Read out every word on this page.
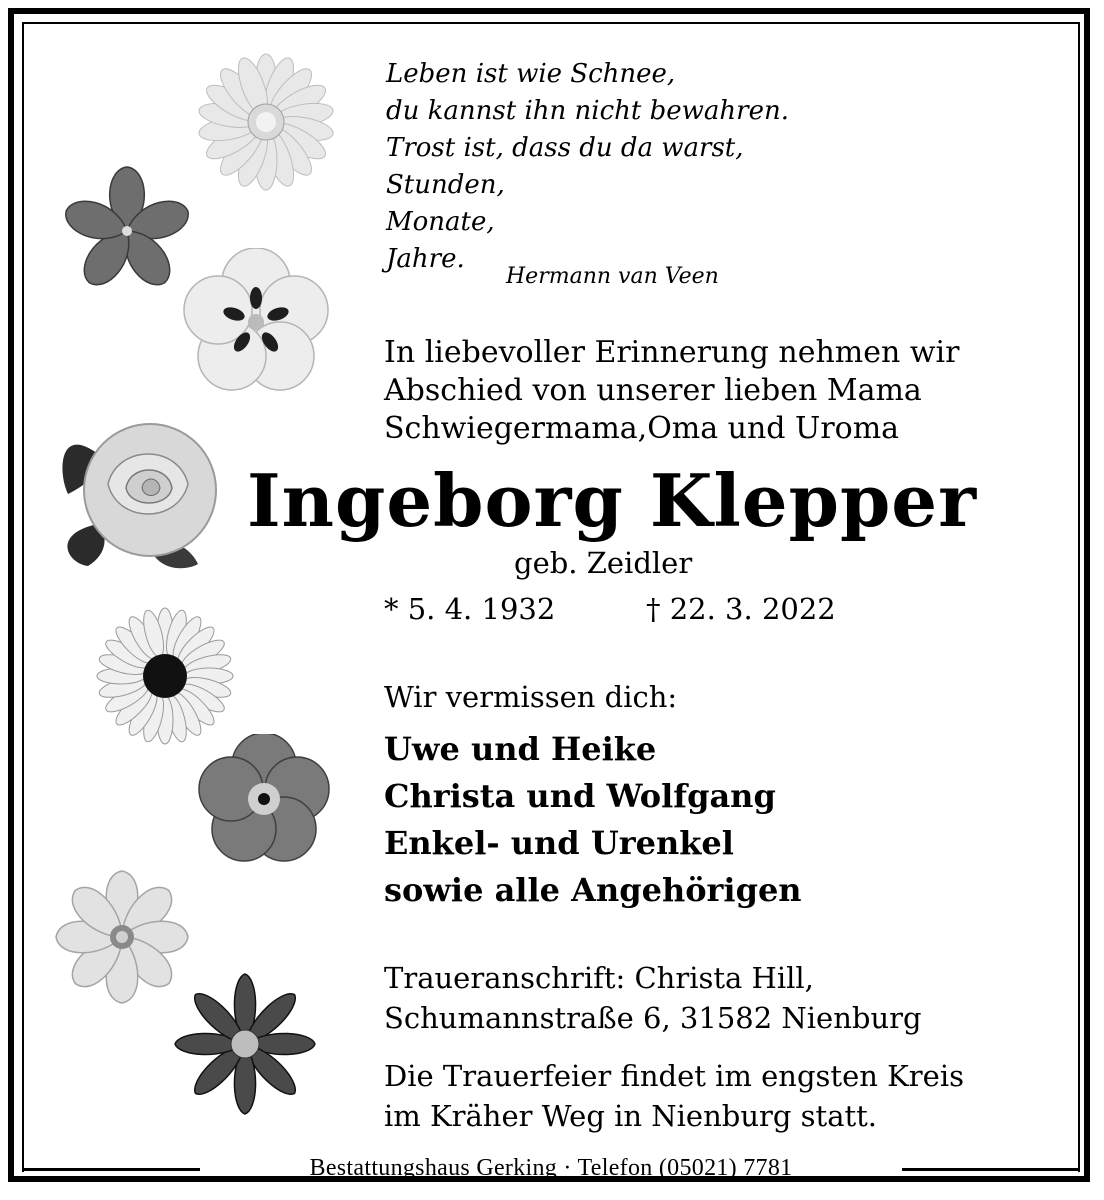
Leben ist wie Schnee,
du kannst ihn nicht bewahren.
Trost ist, dass du da warst,
Stunden,
Monate,
Jahre.
Hermann van Veen
In liebevoller Erinnerung nehmen wir
Abschied von unserer lieben Mama
Schwiegermama,Oma und Uroma
Ingeborg Klepper
geb. Zeidler
* 5. 4. 1932	† 22. 3. 2022
Wir vermissen dich:
Uwe und Heike
Christa und Wolfgang
Enkel- und Urenkel
sowie alle Angehörigen
Traueranschrift: Christa Hill,
Schumannstraße 6, 31582 Nienburg
Die Trauerfeier findet im engsten Kreis
im Kräher Weg in Nienburg statt.
Bestattungshaus Gerking · Telefon (05021) 7781
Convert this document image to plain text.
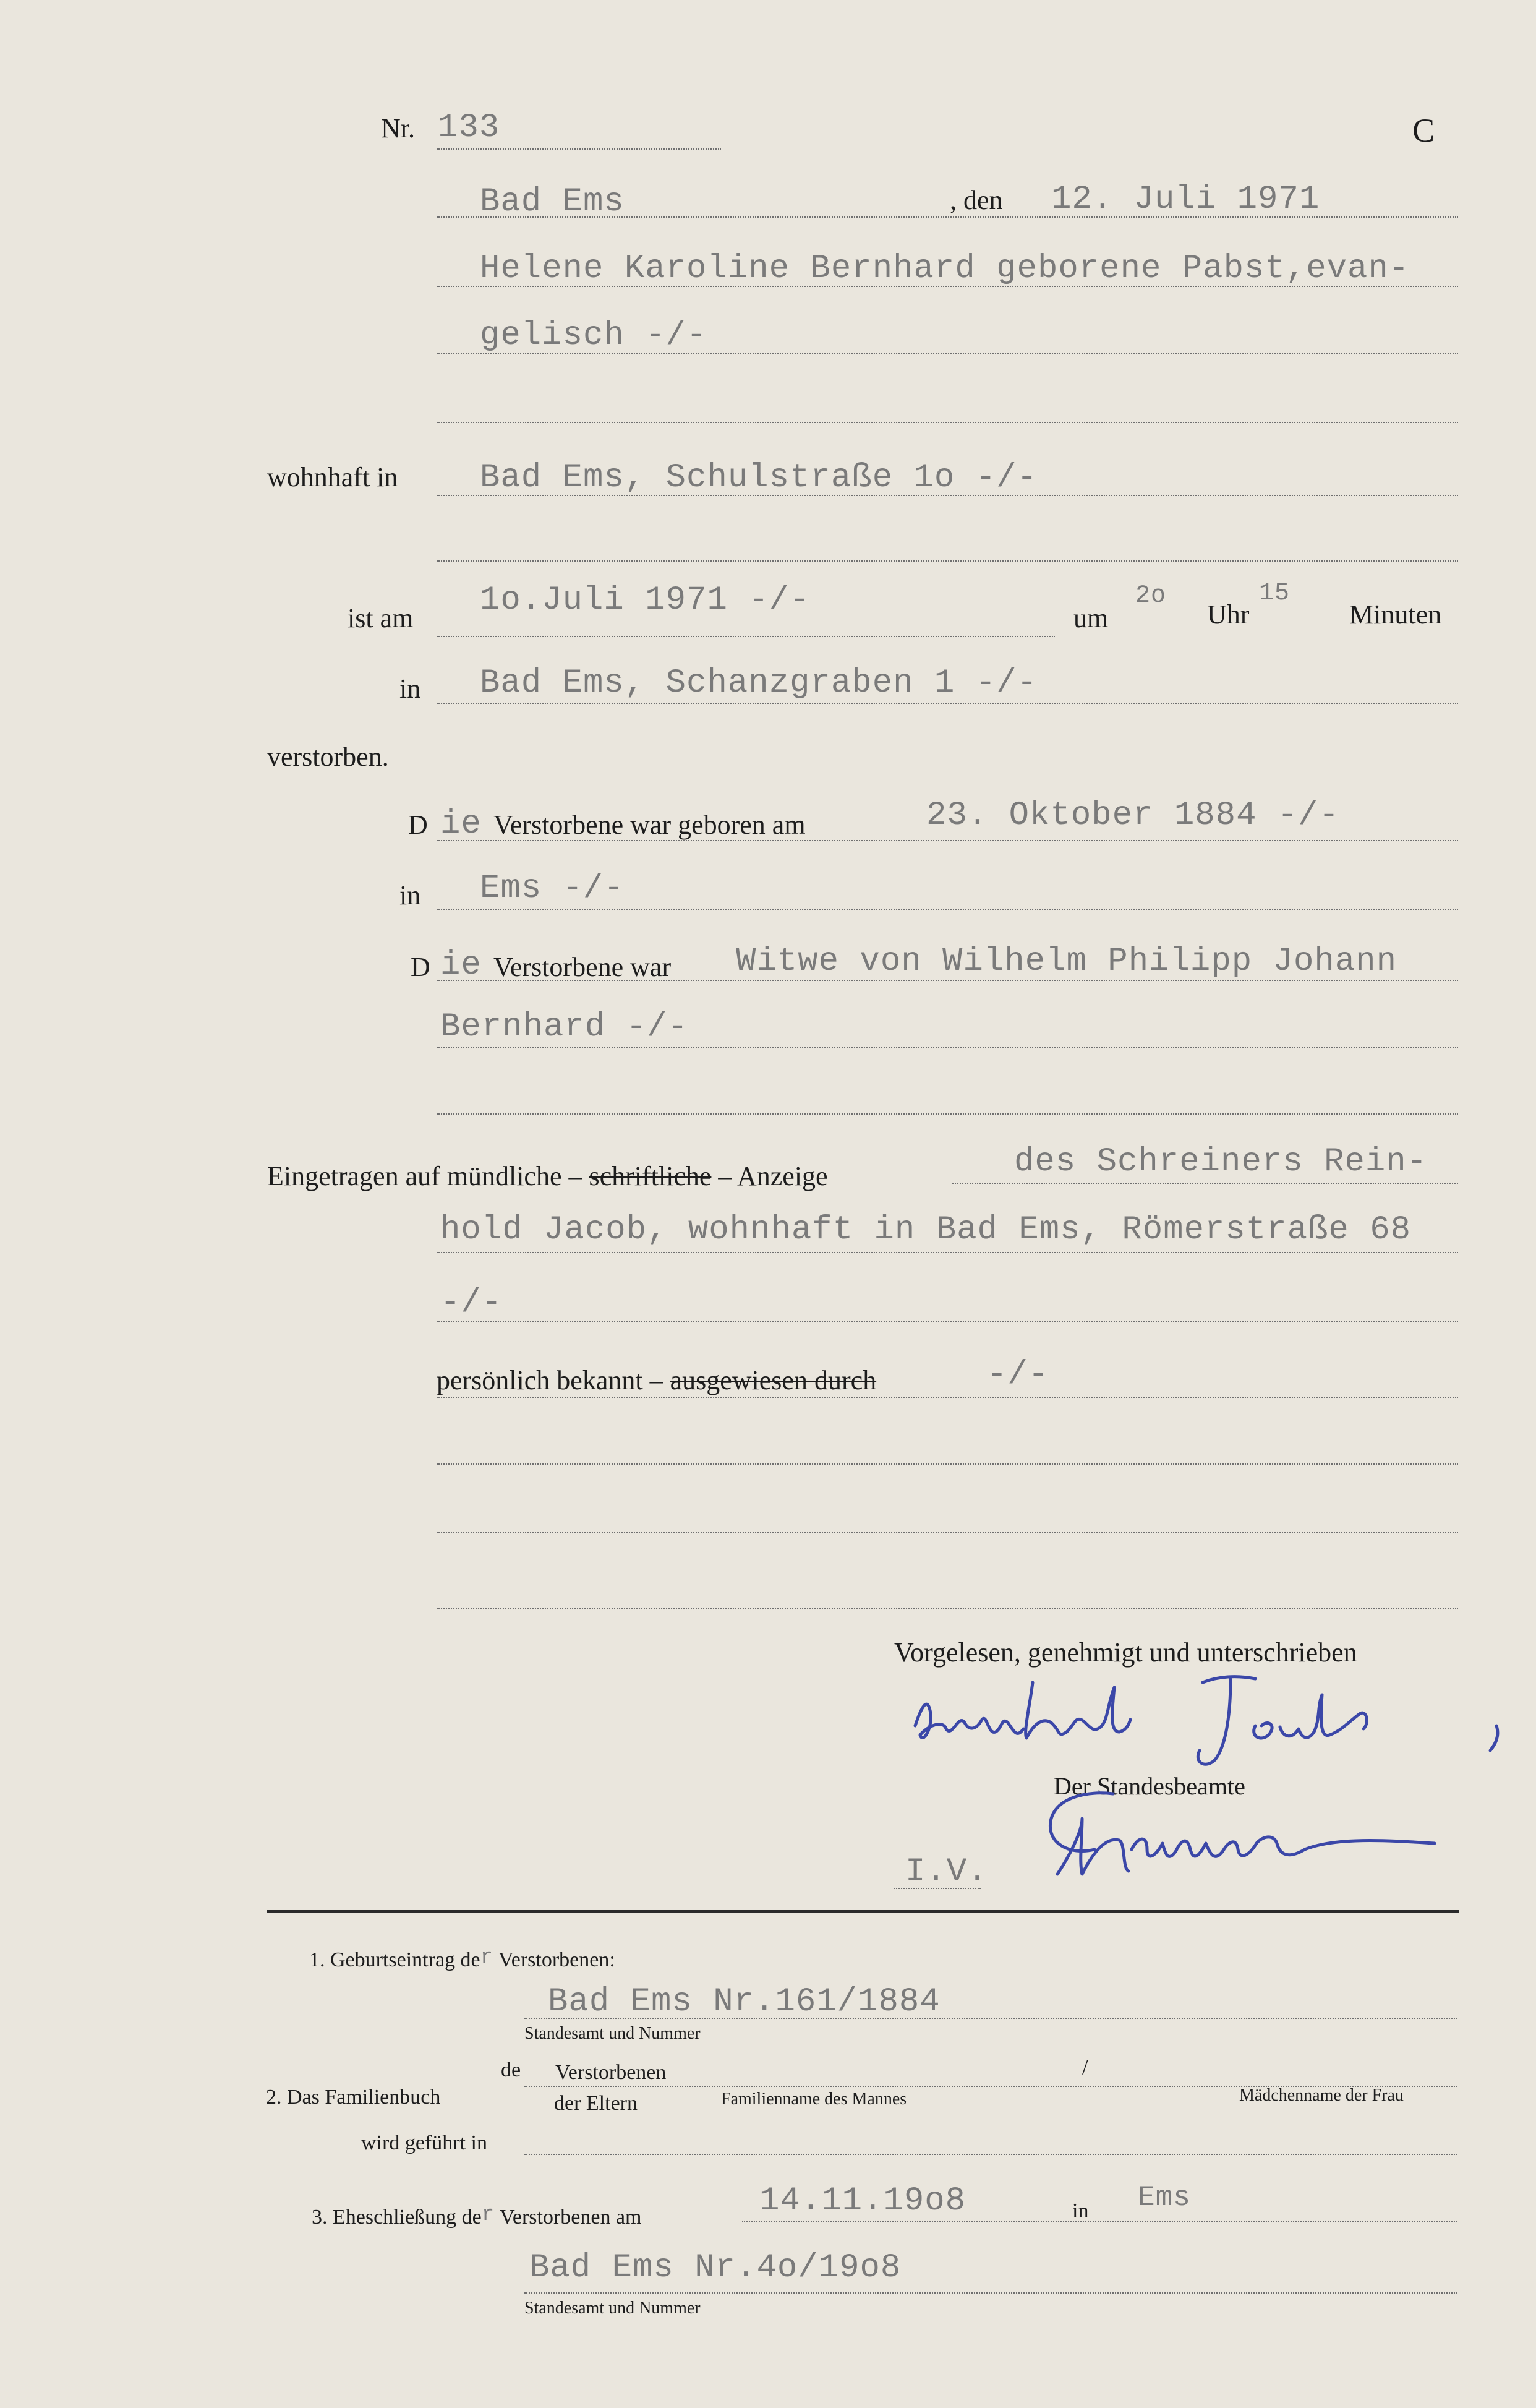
Nr. 133	C
Bad Ems	, den 12. Juli 1971
Helene Karoline Bernhard geborene Pabst,evan-
gelisch -/-
wohnhaft in Bad Ems, Schulstraße 1o -/-
ist am 1o.Juli 1971 -/-	um
2o
Uhr
15
Minuten
in Bad Ems, Schanzgraben 1 -/-
verstorben.
D ie Verstorbene war geboren am	23. Oktober 1884 -/-
in Ems -/-
D ie Verstorbene war Witwe von Wilhelm Philipp Johann
Bernhard -/-
Eingetragen auf mündliche – schriftliche – Anzeige	des Schreiners Rein-
hold Jacob, wohnhaft in Bad Ems, Römerstraße 68
-/-
persönlich bekannt – ausgewiesen durch	-/-
Vorgelesen, genehmigt und unterschrieben
Der Standesbeamte
I.V.
1. Geburtseintrag der Verstorbenen:
Bad Ems Nr.161/1884
Standesamt und Nummer
de Verstorbenen	/
2. Das Familienbuch	der Eltern	Familienname des Mannes	Mädchenname der Frau
wird geführt in
3. Eheschließung der Verstorbenen am	14.11.19o8	in Ems
Bad Ems Nr.4o/19o8
Standesamt und Nummer
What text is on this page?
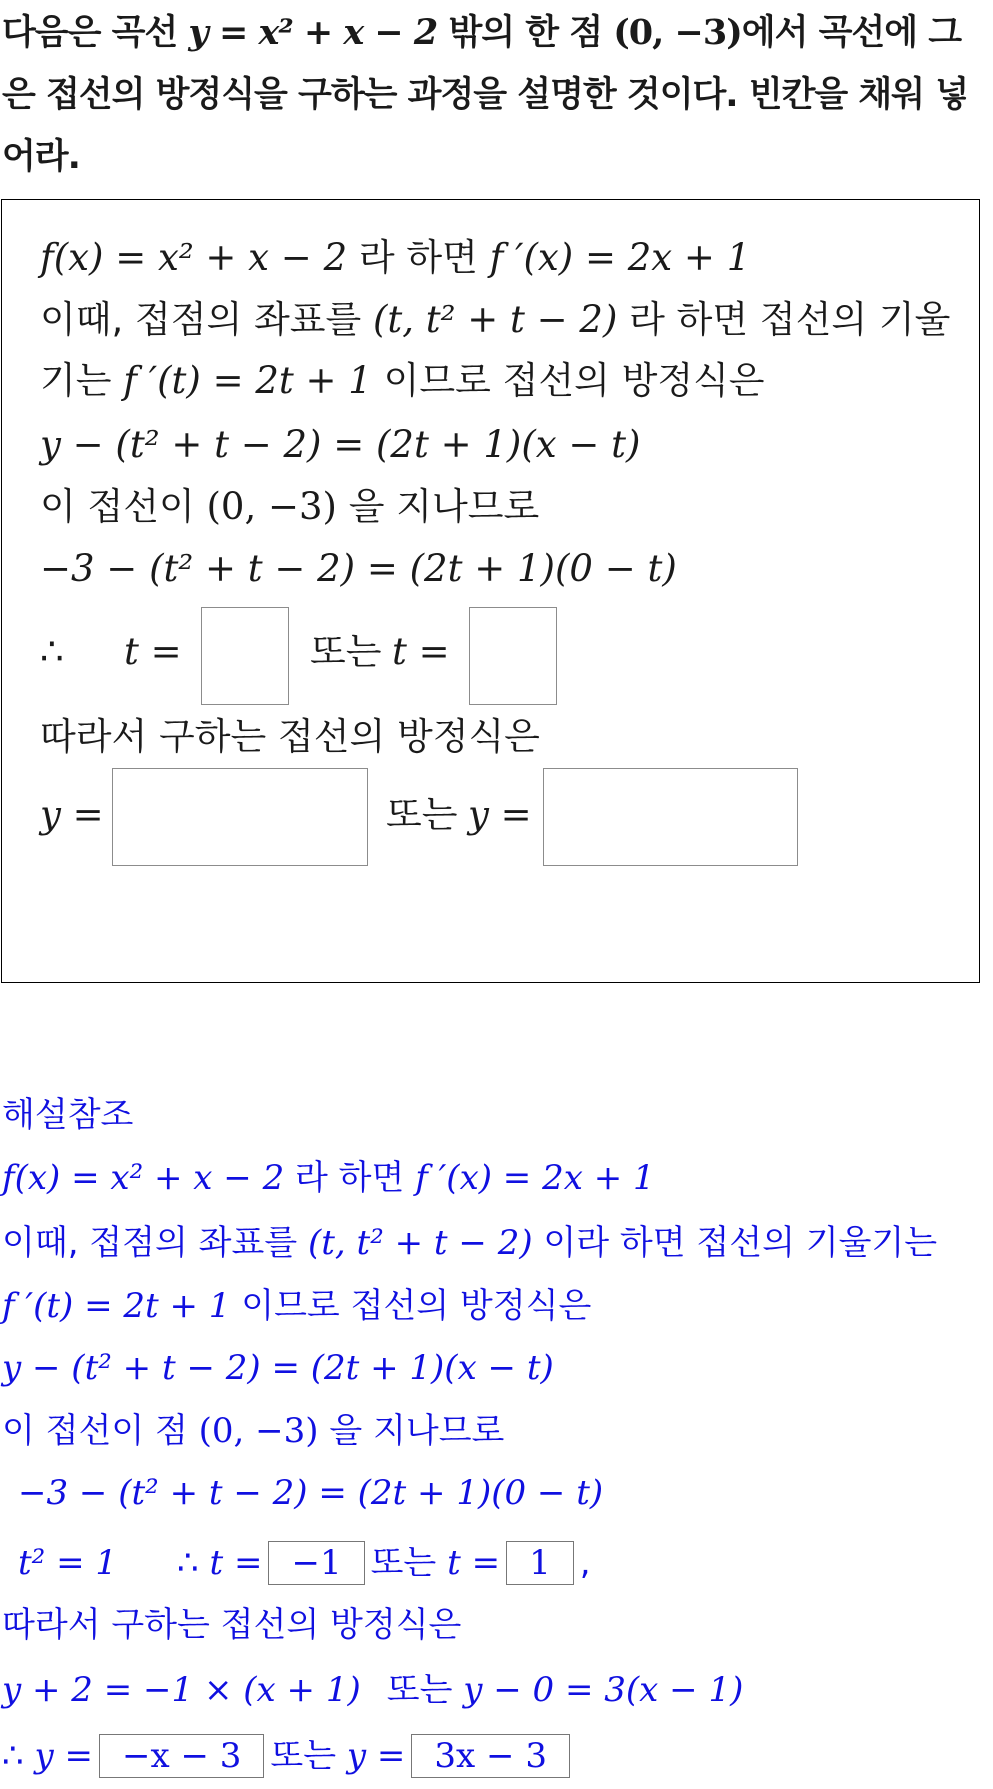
다음은 곡선 y = x² + x − 2 밖의 한 점 (0, −3)에서 곡선에 그은 접선의 방정식을 구하는 과정을 설명한 것이다. 빈칸을 채워 넣어라.
f(x) = x² + x − 2 라 하면 f ′(x) = 2x + 1
이때, 접점의 좌표를 (t, t² + t − 2) 라 하면 접선의 기울
기는 f ′(t) = 2t + 1 이므로 접선의 방정식은
y − (t² + t − 2) = (2t + 1)(x − t)
이 접선이 (0, −3) 을 지나므로
−3 − (t² + t − 2) = (2t + 1)(0 − t)
∴ t =	또는 t =
따라서 구하는 접선의 방정식은
y =	또는 y =
해설참조
f(x) = x² + x − 2 라 하면 f ′(x) = 2x + 1
이때, 접점의 좌표를 (t, t² + t − 2) 이라 하면 접선의 기울기는
f ′(t) = 2t + 1 이므로 접선의 방정식은
y − (t² + t − 2) = (2t + 1)(x − t)
이 접선이 점 (0, −3) 을 지나므로
−3 − (t² + t − 2) = (2t + 1)(0 − t)
t² = 1 ∴ t = −1 또는 t = 1 ,
따라서 구하는 접선의 방정식은
y + 2 = −1 × (x + 1) 또는 y − 0 = 3(x − 1)
∴ y = −x − 3 또는 y = 3x − 3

* [Task brief]: Here the job is to quote the lines from the one with "What text is on this page?" through the end of the material, both included, exactly; please skip the pictures.

* [Correct answer]:
What text is on this page?
다음은 곡선 y = x² + x − 2 밖의 한 점 (0, −3)에서 곡선에 그은 접선의 방정식을 구하는 과정을 설명한 것이다. 빈칸을 채워 넣어라.
f(x) = x² + x − 2 라 하면 f ′(x) = 2x + 1
이때, 접점의 좌표를 (t, t² + t − 2) 라 하면 접선의 기울
기는 f ′(t) = 2t + 1 이므로 접선의 방정식은
y − (t² + t − 2) = (2t + 1)(x − t)
이 접선이 (0, −3) 을 지나므로
−3 − (t² + t − 2) = (2t + 1)(0 − t)
∴ t =	또는 t =
따라서 구하는 접선의 방정식은
y =	또는 y =
해설참조
f(x) = x² + x − 2 라 하면 f ′(x) = 2x + 1
이때, 접점의 좌표를 (t, t² + t − 2) 이라 하면 접선의 기울기는
f ′(t) = 2t + 1 이므로 접선의 방정식은
y − (t² + t − 2) = (2t + 1)(x − t)
이 접선이 점 (0, −3) 을 지나므로
−3 − (t² + t − 2) = (2t + 1)(0 − t)
t² = 1 ∴ t = −1 또는 t = 1 ,
따라서 구하는 접선의 방정식은
y + 2 = −1 × (x + 1) 또는 y − 0 = 3(x − 1)
∴ y = −x − 3 또는 y = 3x − 3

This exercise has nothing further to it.